WORK REQUIRED: Please find every line in the records that contains the word "mixing", matching case exactly, and copy each of those lines in full.

INFORMATION GIVEN:
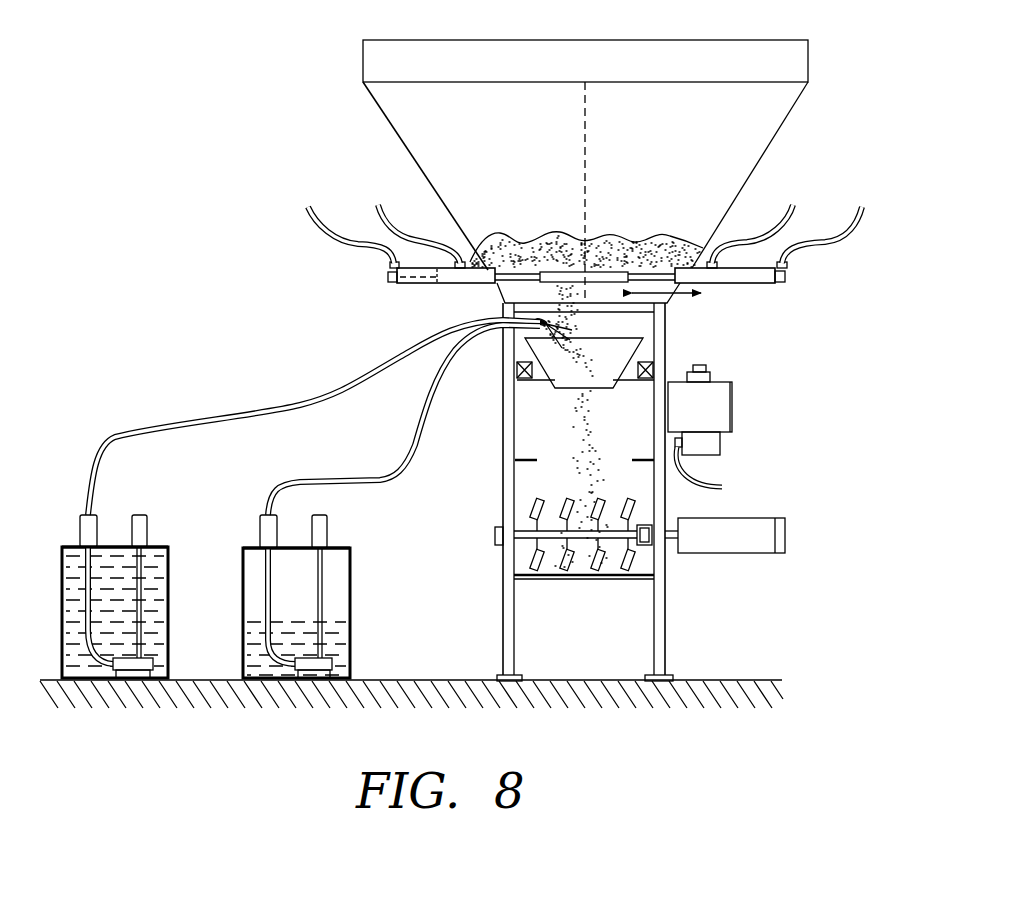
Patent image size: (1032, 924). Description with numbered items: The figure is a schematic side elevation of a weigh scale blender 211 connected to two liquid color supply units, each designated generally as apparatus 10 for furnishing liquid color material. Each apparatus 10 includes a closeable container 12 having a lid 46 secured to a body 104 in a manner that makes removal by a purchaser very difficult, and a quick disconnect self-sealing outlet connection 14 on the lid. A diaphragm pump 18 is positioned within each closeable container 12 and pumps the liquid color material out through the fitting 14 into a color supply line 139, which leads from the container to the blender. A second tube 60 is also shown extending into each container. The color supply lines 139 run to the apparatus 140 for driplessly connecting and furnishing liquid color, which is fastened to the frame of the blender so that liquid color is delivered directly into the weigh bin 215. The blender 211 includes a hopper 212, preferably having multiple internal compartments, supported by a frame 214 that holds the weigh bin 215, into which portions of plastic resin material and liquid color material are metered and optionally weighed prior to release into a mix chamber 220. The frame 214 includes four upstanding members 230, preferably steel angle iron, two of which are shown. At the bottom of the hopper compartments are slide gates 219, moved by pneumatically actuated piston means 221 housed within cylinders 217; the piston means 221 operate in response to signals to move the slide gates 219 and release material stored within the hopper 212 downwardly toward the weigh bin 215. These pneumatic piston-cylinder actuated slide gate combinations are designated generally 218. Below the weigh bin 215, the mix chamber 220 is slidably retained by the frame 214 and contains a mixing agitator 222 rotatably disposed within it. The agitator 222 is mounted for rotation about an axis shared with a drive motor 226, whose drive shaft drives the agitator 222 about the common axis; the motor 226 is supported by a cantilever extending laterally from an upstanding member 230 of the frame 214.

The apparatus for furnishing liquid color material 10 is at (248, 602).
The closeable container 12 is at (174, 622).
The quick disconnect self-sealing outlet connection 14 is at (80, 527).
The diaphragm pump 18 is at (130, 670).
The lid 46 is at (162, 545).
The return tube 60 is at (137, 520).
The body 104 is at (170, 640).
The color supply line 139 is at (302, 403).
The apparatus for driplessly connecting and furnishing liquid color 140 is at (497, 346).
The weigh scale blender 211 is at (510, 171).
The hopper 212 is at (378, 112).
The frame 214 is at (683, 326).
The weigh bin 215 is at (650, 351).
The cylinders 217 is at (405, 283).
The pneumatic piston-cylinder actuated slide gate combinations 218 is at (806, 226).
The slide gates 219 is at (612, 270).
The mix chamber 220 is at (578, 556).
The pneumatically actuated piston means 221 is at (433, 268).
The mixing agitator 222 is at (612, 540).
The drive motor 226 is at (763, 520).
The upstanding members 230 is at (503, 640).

TASK RESULT:
Patent image size: (1032, 924). Description with numbered items: The figure is a schematic side elevation of a weigh scale blender 211 connected to two liquid color supply units, each designated generally as apparatus 10 for furnishing liquid color material. Each apparatus 10 includes a closeable container 12 having a lid 46 secured to a body 104 in a manner that makes removal by a purchaser very difficult, and a quick disconnect self-sealing outlet connection 14 on the lid. A diaphragm pump 18 is positioned within each closeable container 12 and pumps the liquid color material out through the fitting 14 into a color supply line 139, which leads from the container to the blender. A second tube 60 is also shown extending into each container. The color supply lines 139 run to the apparatus 140 for driplessly connecting and furnishing liquid color, which is fastened to the frame of the blender so that liquid color is delivered directly into the weigh bin 215. The blender 211 includes a hopper 212, preferably having multiple internal compartments, supported by a frame 214 that holds the weigh bin 215, into which portions of plastic resin material and liquid color material are metered and optionally weighed prior to release into a mix chamber 220. The frame 214 includes four upstanding members 230, preferably steel angle iron, two of which are shown. At the bottom of the hopper compartments are slide gates 219, moved by pneumatically actuated piston means 221 housed within cylinders 217; the piston means 221 operate in response to signals to move the slide gates 219 and release material stored within the hopper 212 downwardly toward the weigh bin 215. These pneumatic piston-cylinder actuated slide gate combinations are designated generally 218. Below the weigh bin 215, the mix chamber 220 is slidably retained by the frame 214 and contains a mixing agitator 222 rotatably disposed within it. The agitator 222 is mounted for rotation about an axis shared with a drive motor 226, whose drive shaft drives the agitator 222 about the common axis; the motor 226 is supported by a cantilever extending laterally from an upstanding member 230 of the frame 214.
The mixing agitator 222 is at (612, 540).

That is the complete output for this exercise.